> WHAT IS NEEDED: Filter these entries, keeping only lines that hold the word "thumbs".

> DATA SUPPLIED:

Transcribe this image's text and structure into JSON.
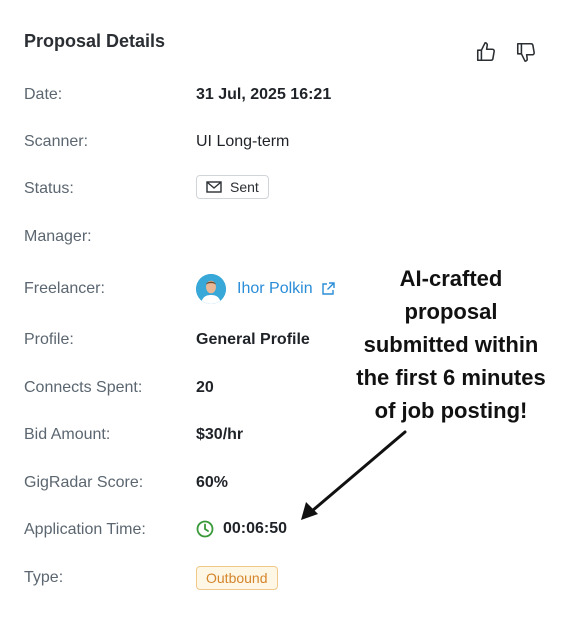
{
  "header": {
    "title": "Proposal Details",
    "thumbs_up_icon": "thumbs-up-icon",
    "thumbs_down_icon": "thumbs-down-icon"
  },
  "fields": {
    "date": {
      "label": "Date:",
      "value": "31 Jul, 2025 16:21"
    },
    "scanner": {
      "label": "Scanner:",
      "value": "UI Long-term"
    },
    "status": {
      "label": "Status:",
      "value": "Sent",
      "icon": "envelope-icon"
    },
    "manager": {
      "label": "Manager:",
      "value": ""
    },
    "freelancer": {
      "label": "Freelancer:",
      "value": "Ihor Polkin",
      "icon": "external-link-icon"
    },
    "profile": {
      "label": "Profile:",
      "value": "General Profile"
    },
    "connects": {
      "label": "Connects Spent:",
      "value": "20"
    },
    "bid": {
      "label": "Bid Amount:",
      "value": "$30/hr"
    },
    "score": {
      "label": "GigRadar Score:",
      "value": "60%"
    },
    "application_time": {
      "label": "Application Time:",
      "value": "00:06:50",
      "icon": "clock-icon"
    },
    "type": {
      "label": "Type:",
      "value": "Outbound"
    }
  },
  "annotation": {
    "lines": [
      "AI-crafted",
      "proposal",
      "submitted within",
      "the first 6 minutes",
      "of job posting!"
    ]
  },
  "colors": {
    "link": "#2a8dd8",
    "clock": "#3a9a3a",
    "outbound_text": "#d4852a",
    "outbound_bg": "#fff7e6",
    "outbound_border": "#f0c98a"
  }
}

> FULL SOLUTION:
    "thumbs_up_icon": "thumbs-up-icon",
    "thumbs_down_icon": "thumbs-down-icon"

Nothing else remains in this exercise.